--- BEGIN Recorded data ---
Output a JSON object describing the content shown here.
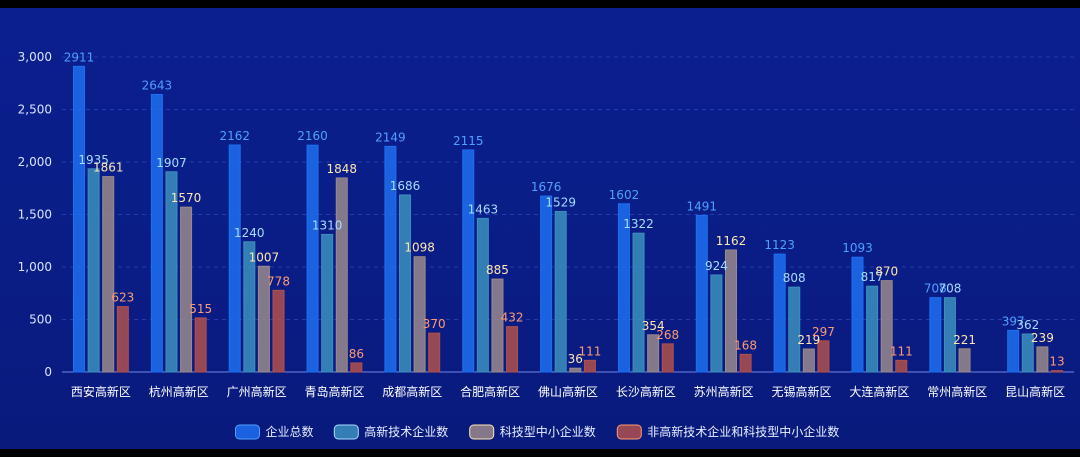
{
  "chart_data": {
    "type": "bar",
    "categories": [
      "西安高新区",
      "杭州高新区",
      "广州高新区",
      "青岛高新区",
      "成都高新区",
      "合肥高新区",
      "佛山高新区",
      "长沙高新区",
      "苏州高新区",
      "无锡高新区",
      "大连高新区",
      "常州高新区",
      "昆山高新区"
    ],
    "series": [
      {
        "name": "企业总数",
        "values": [
          2911,
          2643,
          2162,
          2160,
          2149,
          2115,
          1676,
          1602,
          1491,
          1123,
          1093,
          708,
          397
        ],
        "color": "#1e6ff0",
        "label_color": "#4ea0ff"
      },
      {
        "name": "高新技术企业数",
        "values": [
          1935,
          1907,
          1240,
          1310,
          1686,
          1463,
          1529,
          1322,
          924,
          808,
          817,
          708,
          362
        ],
        "color": "#3c8fbe",
        "label_color": "#a6dcff"
      },
      {
        "name": "科技型中小企业数",
        "values": [
          1861,
          1570,
          1007,
          1848,
          1098,
          885,
          36,
          354,
          1162,
          219,
          870,
          221,
          239
        ],
        "color": "#9a8a8c",
        "label_color": "#ffe6b0"
      },
      {
        "name": "非高新技术企业和科技型中小企业数",
        "values": [
          623,
          515,
          778,
          86,
          370,
          432,
          111,
          268,
          168,
          297,
          111,
          0,
          13
        ],
        "color": "#b0504d",
        "label_color": "#ff9a70"
      }
    ],
    "data_labels": [
      [
        "2911",
        "2643",
        "2162",
        "2160",
        "2149",
        "2115",
        "1676",
        "1602",
        "1491",
        "1123",
        "1093",
        "708",
        "397"
      ],
      [
        "1935",
        "1907",
        "1240",
        "1310",
        "1686",
        "1463",
        "1529",
        "1322",
        "924",
        "808",
        "817",
        "708",
        "362"
      ],
      [
        "1861",
        "1570",
        "1007",
        "1848",
        "1098",
        "885",
        "36",
        "354",
        "1162",
        "219",
        "870",
        "221",
        "239"
      ],
      [
        "623",
        "515",
        "778",
        "86",
        "370",
        "432",
        "111",
        "268",
        "168",
        "297",
        "111",
        "",
        "13"
      ]
    ],
    "yticks": [
      0,
      500,
      1000,
      1500,
      2000,
      2500,
      3000
    ],
    "ytick_labels": [
      "0",
      "500",
      "1,000",
      "1,500",
      "2,000",
      "2,500",
      "3,000"
    ],
    "ylim": [
      0,
      3000
    ],
    "grid": true,
    "legend_position": "bottom"
  }
}
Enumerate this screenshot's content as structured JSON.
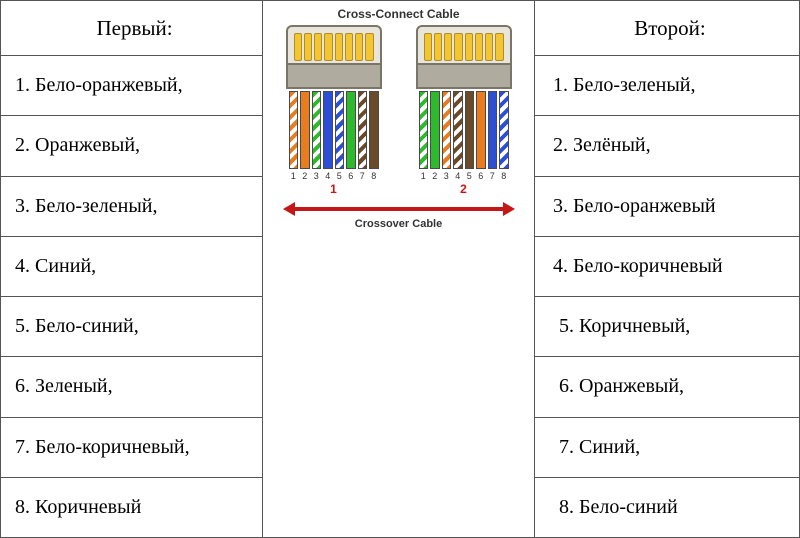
{
  "left": {
    "header": "Первый:",
    "rows": [
      "1.  Бело-оранжевый,",
      "2.  Оранжевый,",
      "3.  Бело-зеленый,",
      "4.  Синий,",
      "5.  Бело-синий,",
      "6.  Зеленый,",
      "7.  Бело-коричневый,",
      "8.  Коричневый"
    ]
  },
  "right": {
    "header": "Второй:",
    "rows": [
      "1.  Бело-зеленый,",
      "2.  Зелёный,",
      "3.  Бело-оранжевый",
      "4.  Бело-коричневый",
      "5.  Коричневый,",
      "6.  Оранжевый,",
      "7.  Синий,",
      "8.  Бело-синий"
    ]
  },
  "diagram": {
    "title_top": "Cross-Connect Cable",
    "title_bottom": "Crossover Cable",
    "end_labels": [
      "1",
      "2"
    ],
    "pin_numbers": [
      "1",
      "2",
      "3",
      "4",
      "5",
      "6",
      "7",
      "8"
    ],
    "colors": {
      "orange": "#e87c1e",
      "green": "#2dbb2d",
      "blue": "#2b4fd6",
      "brown": "#6b4a2a",
      "pin_gold": "#f2c531",
      "shell": "#e8e5dc",
      "shell_border": "#7a7565",
      "arrow": "#c41818"
    },
    "connectors": [
      {
        "wires": [
          {
            "type": "striped",
            "color": "orange"
          },
          {
            "type": "solid",
            "color": "orange"
          },
          {
            "type": "striped",
            "color": "green"
          },
          {
            "type": "solid",
            "color": "blue"
          },
          {
            "type": "striped",
            "color": "blue"
          },
          {
            "type": "solid",
            "color": "green"
          },
          {
            "type": "striped",
            "color": "brown"
          },
          {
            "type": "solid",
            "color": "brown"
          }
        ]
      },
      {
        "wires": [
          {
            "type": "striped",
            "color": "green"
          },
          {
            "type": "solid",
            "color": "green"
          },
          {
            "type": "striped",
            "color": "orange"
          },
          {
            "type": "striped",
            "color": "brown"
          },
          {
            "type": "solid",
            "color": "brown"
          },
          {
            "type": "solid",
            "color": "orange"
          },
          {
            "type": "solid",
            "color": "blue"
          },
          {
            "type": "striped",
            "color": "blue"
          }
        ]
      }
    ]
  }
}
--- END Recorded data ---
**Do this**
Using the entries above, state how many lines include the word "Cable", with no other words.

**Task response**
2